[A block of data]
- - - -
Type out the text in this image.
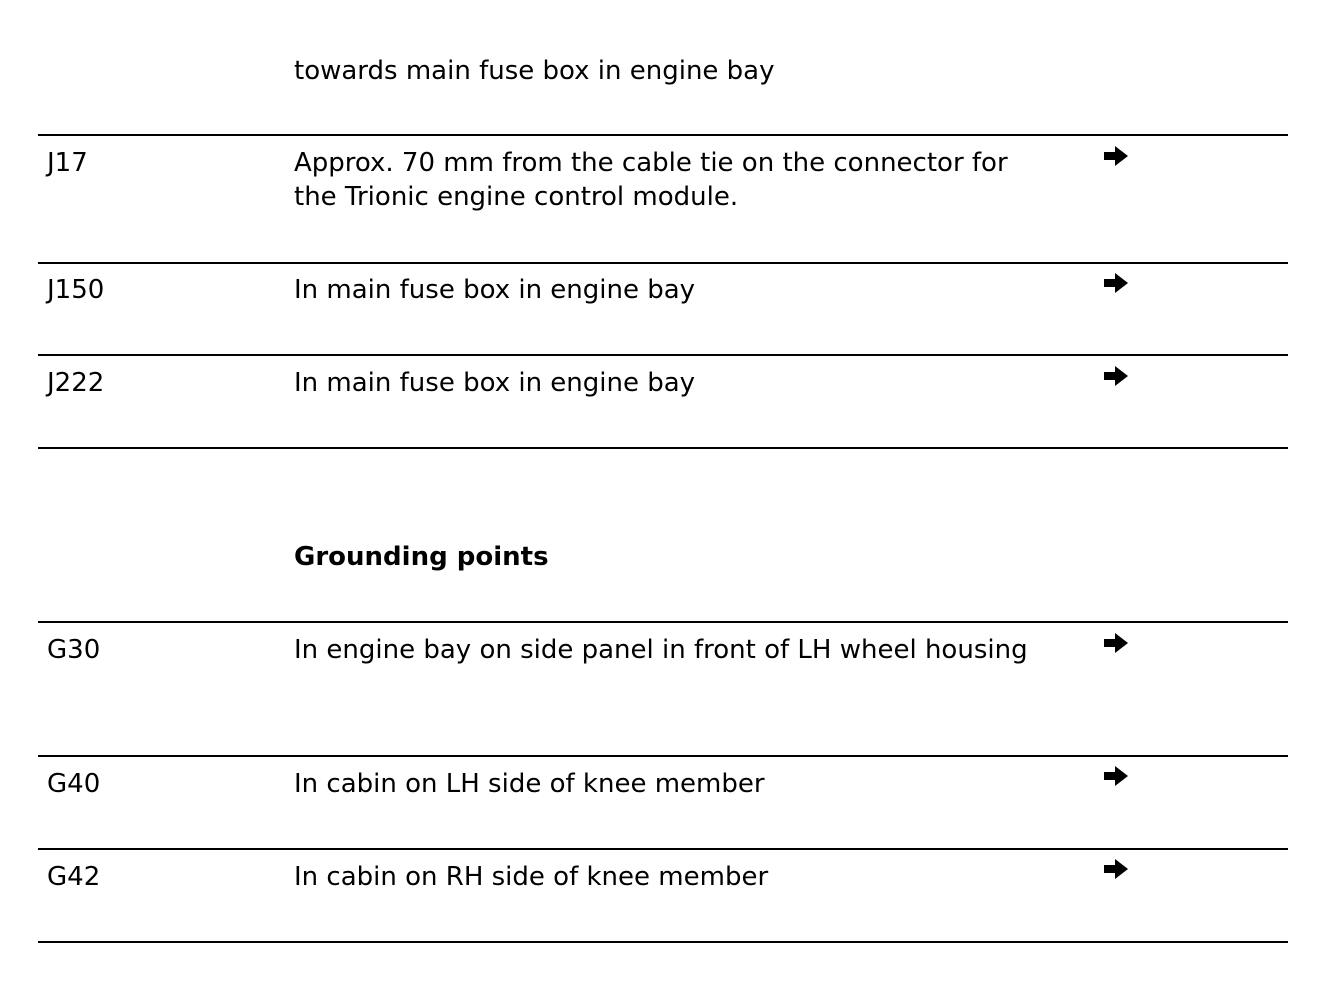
towards main fuse box in engine bay
J17	Approx. 70 mm from the cable tie on the connector for
the Trionic engine control module.
J150	In main fuse box in engine bay
J222	In main fuse box in engine bay
Grounding points
G30	In engine bay on side panel in front of LH wheel housing
G40	In cabin on LH side of knee member
G42	In cabin on RH side of knee member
- - - -
Of the lines above, copy each that contains "member".

### FINISHED ANSWER
G40	In cabin on LH side of knee member
G42	In cabin on RH side of knee member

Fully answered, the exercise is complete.